## INSTRUCTIONS TO FOLLOW:
Locate every line below that contains the word "Loeb" and copy it.
━━━ DATA ━━━
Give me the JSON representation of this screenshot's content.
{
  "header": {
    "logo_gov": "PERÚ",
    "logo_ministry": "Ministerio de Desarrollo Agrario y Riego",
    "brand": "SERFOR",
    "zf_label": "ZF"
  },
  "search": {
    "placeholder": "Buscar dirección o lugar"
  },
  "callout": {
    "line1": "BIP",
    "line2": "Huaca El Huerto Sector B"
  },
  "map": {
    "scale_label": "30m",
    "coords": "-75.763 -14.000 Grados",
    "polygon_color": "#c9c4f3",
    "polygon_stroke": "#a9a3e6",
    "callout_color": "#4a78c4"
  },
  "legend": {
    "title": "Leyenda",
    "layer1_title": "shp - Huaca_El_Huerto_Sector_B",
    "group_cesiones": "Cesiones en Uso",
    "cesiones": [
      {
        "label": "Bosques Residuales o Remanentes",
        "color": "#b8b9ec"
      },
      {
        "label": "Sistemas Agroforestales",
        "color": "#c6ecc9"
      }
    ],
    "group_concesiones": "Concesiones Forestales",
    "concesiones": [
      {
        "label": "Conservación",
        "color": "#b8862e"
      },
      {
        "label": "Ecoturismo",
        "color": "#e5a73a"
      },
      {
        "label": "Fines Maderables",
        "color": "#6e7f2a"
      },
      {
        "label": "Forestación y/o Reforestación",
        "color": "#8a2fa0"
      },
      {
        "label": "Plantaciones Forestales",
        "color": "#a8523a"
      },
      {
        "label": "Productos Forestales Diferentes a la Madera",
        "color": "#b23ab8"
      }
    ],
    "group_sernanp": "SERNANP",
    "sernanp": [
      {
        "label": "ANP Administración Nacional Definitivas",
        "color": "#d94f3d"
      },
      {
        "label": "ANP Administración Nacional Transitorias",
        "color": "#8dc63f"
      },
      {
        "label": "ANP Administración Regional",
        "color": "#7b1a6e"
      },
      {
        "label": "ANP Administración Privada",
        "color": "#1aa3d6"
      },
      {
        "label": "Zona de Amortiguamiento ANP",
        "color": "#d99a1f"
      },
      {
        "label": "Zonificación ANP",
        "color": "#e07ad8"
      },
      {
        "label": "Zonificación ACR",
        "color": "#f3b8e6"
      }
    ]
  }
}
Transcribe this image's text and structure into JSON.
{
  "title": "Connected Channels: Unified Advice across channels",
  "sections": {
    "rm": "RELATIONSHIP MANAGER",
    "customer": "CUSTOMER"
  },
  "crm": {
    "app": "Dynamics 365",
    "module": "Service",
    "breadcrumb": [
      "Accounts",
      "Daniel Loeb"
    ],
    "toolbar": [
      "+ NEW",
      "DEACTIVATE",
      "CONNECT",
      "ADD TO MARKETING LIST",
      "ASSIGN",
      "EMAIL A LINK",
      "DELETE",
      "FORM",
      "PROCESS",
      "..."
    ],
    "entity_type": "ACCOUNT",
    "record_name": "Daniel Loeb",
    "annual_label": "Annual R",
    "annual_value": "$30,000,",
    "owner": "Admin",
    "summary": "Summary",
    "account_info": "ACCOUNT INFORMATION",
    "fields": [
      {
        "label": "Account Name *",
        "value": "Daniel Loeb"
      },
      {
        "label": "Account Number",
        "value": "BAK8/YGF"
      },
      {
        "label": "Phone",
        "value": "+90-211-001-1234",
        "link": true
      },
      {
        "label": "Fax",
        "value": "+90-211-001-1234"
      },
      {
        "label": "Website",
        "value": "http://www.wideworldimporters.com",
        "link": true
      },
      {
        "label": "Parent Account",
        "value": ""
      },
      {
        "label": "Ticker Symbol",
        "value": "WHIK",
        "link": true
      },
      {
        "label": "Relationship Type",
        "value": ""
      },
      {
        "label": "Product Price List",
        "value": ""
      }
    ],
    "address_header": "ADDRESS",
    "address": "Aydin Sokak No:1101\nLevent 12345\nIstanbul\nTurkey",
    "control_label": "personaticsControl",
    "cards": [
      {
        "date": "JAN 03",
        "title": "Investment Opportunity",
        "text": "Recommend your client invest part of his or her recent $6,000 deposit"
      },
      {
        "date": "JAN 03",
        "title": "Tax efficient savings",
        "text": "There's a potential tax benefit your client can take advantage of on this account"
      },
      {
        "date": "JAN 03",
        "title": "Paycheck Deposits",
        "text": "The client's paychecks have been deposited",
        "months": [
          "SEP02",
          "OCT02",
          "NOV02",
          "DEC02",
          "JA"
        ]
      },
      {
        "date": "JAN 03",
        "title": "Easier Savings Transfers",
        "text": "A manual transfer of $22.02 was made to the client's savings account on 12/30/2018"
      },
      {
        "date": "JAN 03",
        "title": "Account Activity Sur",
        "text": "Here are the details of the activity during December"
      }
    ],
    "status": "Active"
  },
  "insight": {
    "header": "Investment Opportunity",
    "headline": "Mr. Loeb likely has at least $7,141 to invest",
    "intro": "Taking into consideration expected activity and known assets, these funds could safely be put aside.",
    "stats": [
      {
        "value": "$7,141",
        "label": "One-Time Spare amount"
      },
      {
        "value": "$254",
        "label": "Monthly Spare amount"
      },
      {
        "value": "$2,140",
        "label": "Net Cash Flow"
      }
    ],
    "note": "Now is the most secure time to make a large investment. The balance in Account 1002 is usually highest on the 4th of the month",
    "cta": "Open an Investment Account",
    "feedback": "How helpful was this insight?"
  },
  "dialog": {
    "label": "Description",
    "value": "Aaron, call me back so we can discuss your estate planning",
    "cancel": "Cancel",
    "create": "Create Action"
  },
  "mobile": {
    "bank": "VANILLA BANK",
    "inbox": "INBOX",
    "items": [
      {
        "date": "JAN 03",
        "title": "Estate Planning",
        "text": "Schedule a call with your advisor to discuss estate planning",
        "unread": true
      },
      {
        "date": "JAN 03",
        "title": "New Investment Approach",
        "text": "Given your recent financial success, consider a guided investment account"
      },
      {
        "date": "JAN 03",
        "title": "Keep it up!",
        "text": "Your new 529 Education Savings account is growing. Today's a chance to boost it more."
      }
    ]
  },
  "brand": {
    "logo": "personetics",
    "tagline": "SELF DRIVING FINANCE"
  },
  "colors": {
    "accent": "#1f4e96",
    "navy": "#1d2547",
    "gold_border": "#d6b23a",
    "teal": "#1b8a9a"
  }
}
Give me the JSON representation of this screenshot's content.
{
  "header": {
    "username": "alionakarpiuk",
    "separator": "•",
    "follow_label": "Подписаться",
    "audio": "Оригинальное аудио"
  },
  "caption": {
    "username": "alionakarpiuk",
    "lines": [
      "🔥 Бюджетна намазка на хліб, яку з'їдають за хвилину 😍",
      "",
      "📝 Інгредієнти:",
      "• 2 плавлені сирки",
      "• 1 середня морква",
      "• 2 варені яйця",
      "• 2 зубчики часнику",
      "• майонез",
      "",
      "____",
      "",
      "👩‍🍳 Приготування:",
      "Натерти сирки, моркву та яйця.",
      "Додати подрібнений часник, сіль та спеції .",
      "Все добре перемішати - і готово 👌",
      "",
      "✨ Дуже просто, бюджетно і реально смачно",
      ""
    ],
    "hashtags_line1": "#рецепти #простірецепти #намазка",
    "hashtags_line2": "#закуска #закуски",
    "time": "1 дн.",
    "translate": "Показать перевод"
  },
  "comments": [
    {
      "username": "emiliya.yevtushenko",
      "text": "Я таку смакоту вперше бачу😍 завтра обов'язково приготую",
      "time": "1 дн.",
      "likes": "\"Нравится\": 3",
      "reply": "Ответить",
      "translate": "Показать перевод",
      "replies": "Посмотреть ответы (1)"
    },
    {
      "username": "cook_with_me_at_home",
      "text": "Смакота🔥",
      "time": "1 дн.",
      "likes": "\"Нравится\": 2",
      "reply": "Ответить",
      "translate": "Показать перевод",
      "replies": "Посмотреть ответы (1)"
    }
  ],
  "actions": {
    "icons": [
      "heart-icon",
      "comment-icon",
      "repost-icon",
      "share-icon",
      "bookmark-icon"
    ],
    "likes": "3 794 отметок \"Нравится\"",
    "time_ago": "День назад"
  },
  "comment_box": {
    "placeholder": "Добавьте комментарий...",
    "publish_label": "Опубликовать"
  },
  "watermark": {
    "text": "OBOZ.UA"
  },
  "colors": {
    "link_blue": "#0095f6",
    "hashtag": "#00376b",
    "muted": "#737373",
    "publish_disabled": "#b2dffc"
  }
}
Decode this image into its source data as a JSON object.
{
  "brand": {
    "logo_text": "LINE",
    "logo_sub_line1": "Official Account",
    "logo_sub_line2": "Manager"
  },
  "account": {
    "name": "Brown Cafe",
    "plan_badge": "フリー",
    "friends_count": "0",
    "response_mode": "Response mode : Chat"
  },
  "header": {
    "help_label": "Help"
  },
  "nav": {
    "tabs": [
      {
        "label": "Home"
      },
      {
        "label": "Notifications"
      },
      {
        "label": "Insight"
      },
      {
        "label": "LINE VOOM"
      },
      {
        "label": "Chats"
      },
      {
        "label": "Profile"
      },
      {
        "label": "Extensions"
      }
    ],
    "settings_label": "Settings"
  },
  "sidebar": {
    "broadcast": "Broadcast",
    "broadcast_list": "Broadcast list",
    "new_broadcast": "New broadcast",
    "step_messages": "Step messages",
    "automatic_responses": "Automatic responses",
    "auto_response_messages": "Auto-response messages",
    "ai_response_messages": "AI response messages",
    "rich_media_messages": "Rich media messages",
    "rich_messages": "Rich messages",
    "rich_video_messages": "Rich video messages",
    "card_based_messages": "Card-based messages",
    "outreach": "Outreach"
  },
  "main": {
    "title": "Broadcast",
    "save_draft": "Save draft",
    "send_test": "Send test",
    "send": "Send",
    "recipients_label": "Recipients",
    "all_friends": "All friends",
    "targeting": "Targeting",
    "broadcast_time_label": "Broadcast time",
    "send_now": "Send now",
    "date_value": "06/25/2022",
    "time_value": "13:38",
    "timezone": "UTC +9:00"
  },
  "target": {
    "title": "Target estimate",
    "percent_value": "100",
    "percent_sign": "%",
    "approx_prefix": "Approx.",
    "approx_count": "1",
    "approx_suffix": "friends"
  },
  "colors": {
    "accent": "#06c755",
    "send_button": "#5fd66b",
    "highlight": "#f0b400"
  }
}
━━━
## FULL ANSWER:
      "Daniel Loeb"
    "record_name": "Daniel Loeb",
        "value": "Daniel Loeb"
    "headline": "Mr. Loeb likely has at least $7,141 to invest",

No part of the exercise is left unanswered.